╭─ Data to process

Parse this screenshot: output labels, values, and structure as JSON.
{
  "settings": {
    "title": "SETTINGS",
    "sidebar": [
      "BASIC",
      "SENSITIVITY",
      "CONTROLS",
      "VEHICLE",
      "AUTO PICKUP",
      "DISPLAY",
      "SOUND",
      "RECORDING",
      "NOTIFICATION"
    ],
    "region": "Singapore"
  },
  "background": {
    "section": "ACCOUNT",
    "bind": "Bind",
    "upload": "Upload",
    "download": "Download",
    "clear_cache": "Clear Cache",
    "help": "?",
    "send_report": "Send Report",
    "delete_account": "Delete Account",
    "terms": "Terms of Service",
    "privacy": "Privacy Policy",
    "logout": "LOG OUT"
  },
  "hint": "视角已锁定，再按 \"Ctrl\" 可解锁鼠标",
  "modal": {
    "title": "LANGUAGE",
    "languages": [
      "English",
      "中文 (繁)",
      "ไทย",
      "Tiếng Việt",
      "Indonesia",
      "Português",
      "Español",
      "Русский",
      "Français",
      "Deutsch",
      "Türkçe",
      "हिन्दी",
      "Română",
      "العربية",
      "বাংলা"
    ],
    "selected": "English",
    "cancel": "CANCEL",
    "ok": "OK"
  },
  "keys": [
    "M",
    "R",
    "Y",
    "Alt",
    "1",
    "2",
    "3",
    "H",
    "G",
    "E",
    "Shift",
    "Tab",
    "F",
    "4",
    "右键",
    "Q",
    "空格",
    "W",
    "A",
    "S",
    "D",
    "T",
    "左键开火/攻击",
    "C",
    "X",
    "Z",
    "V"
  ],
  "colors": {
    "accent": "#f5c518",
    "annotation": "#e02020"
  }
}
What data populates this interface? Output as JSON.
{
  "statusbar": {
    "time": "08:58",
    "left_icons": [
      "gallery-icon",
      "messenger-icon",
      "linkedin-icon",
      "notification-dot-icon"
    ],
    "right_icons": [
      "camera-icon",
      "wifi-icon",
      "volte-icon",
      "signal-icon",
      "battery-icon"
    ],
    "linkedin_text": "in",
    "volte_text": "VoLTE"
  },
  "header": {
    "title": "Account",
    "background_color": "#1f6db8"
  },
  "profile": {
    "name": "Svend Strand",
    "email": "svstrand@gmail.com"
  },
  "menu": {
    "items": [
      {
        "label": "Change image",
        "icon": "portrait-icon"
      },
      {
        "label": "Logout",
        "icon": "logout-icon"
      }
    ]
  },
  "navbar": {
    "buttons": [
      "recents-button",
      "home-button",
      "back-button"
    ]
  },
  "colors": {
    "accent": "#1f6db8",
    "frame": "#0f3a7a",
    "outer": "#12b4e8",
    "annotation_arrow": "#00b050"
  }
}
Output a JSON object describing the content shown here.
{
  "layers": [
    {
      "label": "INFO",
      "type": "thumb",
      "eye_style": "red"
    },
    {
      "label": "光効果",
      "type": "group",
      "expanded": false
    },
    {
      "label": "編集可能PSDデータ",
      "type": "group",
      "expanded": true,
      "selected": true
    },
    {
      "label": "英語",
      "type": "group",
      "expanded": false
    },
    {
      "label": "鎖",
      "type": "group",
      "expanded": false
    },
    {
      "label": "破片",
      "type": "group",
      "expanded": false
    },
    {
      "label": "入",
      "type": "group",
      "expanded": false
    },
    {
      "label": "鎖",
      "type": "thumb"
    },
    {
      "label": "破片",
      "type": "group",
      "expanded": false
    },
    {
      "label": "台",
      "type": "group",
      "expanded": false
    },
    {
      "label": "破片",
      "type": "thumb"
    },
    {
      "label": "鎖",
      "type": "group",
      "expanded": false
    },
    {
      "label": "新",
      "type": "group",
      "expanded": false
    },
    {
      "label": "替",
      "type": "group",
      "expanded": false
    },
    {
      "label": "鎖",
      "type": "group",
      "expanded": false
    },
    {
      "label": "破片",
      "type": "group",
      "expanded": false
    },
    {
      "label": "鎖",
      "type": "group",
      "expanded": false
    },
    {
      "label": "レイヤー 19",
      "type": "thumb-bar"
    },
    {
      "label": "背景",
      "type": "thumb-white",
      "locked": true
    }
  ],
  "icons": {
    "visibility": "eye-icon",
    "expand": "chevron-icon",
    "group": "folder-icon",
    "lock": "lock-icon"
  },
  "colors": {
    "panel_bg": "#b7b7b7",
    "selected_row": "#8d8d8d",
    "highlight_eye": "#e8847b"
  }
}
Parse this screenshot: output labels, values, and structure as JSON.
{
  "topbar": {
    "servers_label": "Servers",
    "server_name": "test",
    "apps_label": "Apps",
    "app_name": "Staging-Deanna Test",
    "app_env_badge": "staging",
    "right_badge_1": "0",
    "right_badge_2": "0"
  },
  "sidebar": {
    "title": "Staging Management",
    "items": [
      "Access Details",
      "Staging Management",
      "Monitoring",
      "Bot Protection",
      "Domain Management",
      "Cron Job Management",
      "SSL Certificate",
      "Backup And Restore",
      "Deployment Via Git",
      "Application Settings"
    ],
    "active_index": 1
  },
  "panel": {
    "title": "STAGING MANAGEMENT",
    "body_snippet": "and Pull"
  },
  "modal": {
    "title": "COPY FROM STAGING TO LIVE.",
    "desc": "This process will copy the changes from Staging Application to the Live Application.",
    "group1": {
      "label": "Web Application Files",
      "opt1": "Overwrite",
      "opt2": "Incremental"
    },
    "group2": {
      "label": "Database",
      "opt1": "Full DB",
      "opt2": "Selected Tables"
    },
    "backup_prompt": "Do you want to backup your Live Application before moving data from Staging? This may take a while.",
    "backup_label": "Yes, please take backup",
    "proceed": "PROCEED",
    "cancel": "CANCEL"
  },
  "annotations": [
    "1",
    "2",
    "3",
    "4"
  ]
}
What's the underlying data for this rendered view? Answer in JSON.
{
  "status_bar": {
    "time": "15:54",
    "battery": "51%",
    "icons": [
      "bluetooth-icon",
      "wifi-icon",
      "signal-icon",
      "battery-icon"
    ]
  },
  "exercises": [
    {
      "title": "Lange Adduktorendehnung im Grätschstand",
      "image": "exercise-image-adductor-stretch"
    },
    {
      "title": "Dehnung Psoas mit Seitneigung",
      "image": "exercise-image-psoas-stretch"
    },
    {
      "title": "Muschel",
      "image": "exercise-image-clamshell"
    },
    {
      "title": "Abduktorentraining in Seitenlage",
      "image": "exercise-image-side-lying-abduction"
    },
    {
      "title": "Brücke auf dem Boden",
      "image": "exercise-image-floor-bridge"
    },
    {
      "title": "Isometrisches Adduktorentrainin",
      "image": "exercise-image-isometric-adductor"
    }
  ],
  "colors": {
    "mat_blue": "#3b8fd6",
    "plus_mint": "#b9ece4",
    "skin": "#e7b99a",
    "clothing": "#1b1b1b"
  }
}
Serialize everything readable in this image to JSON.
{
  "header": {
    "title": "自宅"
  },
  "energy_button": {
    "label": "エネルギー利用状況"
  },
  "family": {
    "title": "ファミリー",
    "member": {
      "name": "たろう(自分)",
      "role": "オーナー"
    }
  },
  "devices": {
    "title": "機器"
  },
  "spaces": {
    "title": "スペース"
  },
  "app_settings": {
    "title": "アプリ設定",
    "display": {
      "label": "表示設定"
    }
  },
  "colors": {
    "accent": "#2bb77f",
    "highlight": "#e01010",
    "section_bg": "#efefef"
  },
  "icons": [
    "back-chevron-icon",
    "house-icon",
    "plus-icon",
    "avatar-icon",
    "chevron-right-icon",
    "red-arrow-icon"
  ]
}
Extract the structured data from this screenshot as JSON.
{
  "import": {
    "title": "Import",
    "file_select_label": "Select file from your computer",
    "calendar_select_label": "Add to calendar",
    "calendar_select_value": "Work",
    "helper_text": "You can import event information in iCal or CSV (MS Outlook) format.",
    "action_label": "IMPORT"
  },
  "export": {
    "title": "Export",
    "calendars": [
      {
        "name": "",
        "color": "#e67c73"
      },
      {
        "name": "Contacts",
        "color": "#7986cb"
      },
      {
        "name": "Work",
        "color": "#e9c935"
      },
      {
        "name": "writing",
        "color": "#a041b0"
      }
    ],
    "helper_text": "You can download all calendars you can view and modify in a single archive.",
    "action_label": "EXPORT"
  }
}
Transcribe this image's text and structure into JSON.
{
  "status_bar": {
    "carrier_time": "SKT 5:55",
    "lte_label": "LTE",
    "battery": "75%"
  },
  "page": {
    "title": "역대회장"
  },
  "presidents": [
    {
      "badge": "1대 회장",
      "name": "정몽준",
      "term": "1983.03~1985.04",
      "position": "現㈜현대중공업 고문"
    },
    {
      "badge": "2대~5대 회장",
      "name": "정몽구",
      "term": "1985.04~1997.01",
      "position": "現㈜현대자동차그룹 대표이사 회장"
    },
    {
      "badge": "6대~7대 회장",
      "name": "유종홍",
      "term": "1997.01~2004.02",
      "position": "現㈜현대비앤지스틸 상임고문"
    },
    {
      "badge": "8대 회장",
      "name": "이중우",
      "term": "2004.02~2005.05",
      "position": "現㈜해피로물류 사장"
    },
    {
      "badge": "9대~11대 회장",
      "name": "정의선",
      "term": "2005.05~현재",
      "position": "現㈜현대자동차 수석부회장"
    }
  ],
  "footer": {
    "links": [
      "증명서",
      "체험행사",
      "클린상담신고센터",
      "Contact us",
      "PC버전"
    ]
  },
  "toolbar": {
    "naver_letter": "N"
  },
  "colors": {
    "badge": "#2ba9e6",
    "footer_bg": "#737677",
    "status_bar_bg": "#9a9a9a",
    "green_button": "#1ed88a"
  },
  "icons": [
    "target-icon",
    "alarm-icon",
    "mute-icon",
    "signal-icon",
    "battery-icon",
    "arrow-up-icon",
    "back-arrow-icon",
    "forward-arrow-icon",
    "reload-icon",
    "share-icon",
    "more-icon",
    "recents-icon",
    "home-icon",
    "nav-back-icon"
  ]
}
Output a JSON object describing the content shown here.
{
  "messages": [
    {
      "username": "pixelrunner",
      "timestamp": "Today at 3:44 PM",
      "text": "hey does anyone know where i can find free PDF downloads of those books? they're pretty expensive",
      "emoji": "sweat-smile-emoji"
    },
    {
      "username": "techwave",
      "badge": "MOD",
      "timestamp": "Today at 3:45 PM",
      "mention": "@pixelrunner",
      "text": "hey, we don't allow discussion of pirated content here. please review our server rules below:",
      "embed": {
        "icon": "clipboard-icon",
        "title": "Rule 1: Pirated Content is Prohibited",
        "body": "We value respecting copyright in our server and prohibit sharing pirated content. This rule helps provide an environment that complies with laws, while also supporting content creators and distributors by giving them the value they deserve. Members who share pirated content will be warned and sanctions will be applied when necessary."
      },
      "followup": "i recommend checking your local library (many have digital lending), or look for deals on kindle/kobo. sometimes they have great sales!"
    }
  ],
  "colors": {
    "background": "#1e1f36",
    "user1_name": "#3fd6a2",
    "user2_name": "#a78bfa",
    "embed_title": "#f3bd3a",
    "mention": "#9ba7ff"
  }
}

╰─

● **What you will do**: State how many lines of the records hold the string "adductor", and nothing else.

● **Solution for this exercise**: 2